--- start of DATA FOR THIS TASK ---
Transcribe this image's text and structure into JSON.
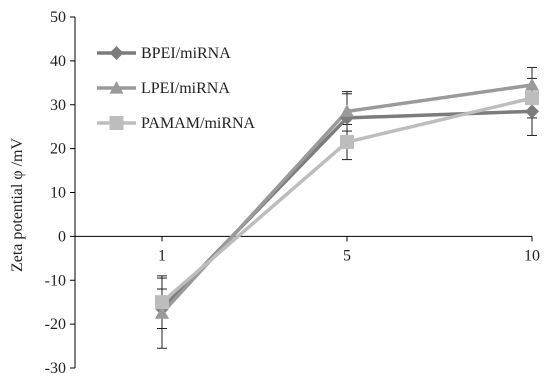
{
  "chart_data": {
    "type": "line",
    "title": "",
    "xlabel": "",
    "ylabel": "Zeta potential  φ /mV",
    "categories": [
      "1",
      "5",
      "10"
    ],
    "ylim": [
      -30,
      50
    ],
    "yticks": [
      50,
      40,
      30,
      20,
      10,
      0,
      -10,
      -20,
      -30
    ],
    "ytick_labels": [
      "50",
      "40",
      "30",
      "20",
      "10",
      "0",
      "-10",
      "-20",
      "-30"
    ],
    "grid": false,
    "legend_position": "top-left",
    "series": [
      {
        "name": "BPEI/miRNA",
        "marker": "diamond",
        "color": "#7c7c7c",
        "values": [
          -16.5,
          27.0,
          28.5
        ],
        "error": [
          4.5,
          5.5,
          5.5
        ]
      },
      {
        "name": "LPEI/miRNA",
        "marker": "triangle",
        "color": "#9a9a9a",
        "values": [
          -17.5,
          28.5,
          34.5
        ],
        "error": [
          8.0,
          4.5,
          4.0
        ]
      },
      {
        "name": "PAMAM/miRNA",
        "marker": "square",
        "color": "#bdbdbd",
        "values": [
          -15.0,
          21.5,
          31.5
        ],
        "error": [
          6.0,
          4.0,
          4.5
        ]
      }
    ]
  }
}
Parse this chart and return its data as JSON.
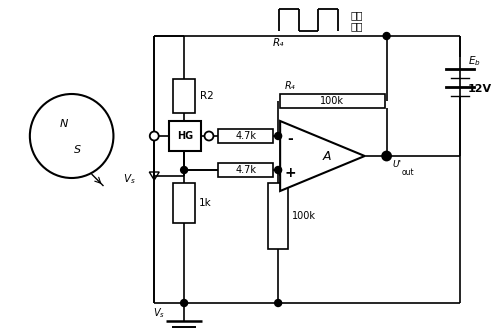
{
  "bg_color": "#ffffff",
  "line_color": "#000000",
  "fig_width": 4.98,
  "fig_height": 3.31,
  "dpi": 100,
  "xlim": [
    0,
    498
  ],
  "ylim": [
    0,
    331
  ]
}
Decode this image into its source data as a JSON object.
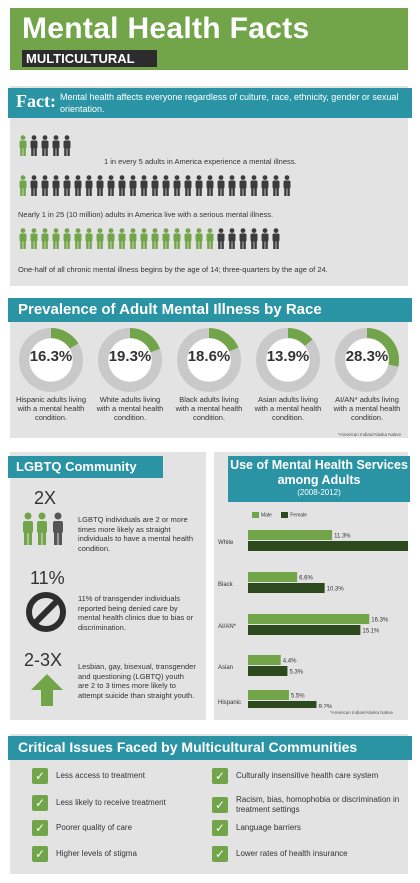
--- end of DATA FOR THIS TASK ---
THE TASK: Reproduce all of the data exactly, omitting each picture it holds.

TASK ANSWER:
Transcribe this image's text and structure into JSON.
{
  "chart_data": {
    "type": "line",
    "title": "",
    "xlabel": "",
    "ylabel": "Zeta potential  φ /mV",
    "categories": [
      "1",
      "5",
      "10"
    ],
    "ylim": [
      -30,
      50
    ],
    "yticks": [
      50,
      40,
      30,
      20,
      10,
      0,
      -10,
      -20,
      -30
    ],
    "ytick_labels": [
      "50",
      "40",
      "30",
      "20",
      "10",
      "0",
      "-10",
      "-20",
      "-30"
    ],
    "grid": false,
    "legend_position": "top-left",
    "series": [
      {
        "name": "BPEI/miRNA",
        "marker": "diamond",
        "color": "#7c7c7c",
        "values": [
          -16.5,
          27.0,
          28.5
        ],
        "error": [
          4.5,
          5.5,
          5.5
        ]
      },
      {
        "name": "LPEI/miRNA",
        "marker": "triangle",
        "color": "#9a9a9a",
        "values": [
          -17.5,
          28.5,
          34.5
        ],
        "error": [
          8.0,
          4.5,
          4.0
        ]
      },
      {
        "name": "PAMAM/miRNA",
        "marker": "square",
        "color": "#bdbdbd",
        "values": [
          -15.0,
          21.5,
          31.5
        ],
        "error": [
          6.0,
          4.0,
          4.5
        ]
      }
    ]
  }
}
Parse this chart and return its data as JSON.
{
  "bg_color": "#ffffff",
  "line_color": "#000000",
  "fig_width": 4.98,
  "fig_height": 3.31,
  "dpi": 100,
  "xlim": [
    0,
    498
  ],
  "ylim": [
    0,
    331
  ]
}
Decode this image into its source data as a JSON object.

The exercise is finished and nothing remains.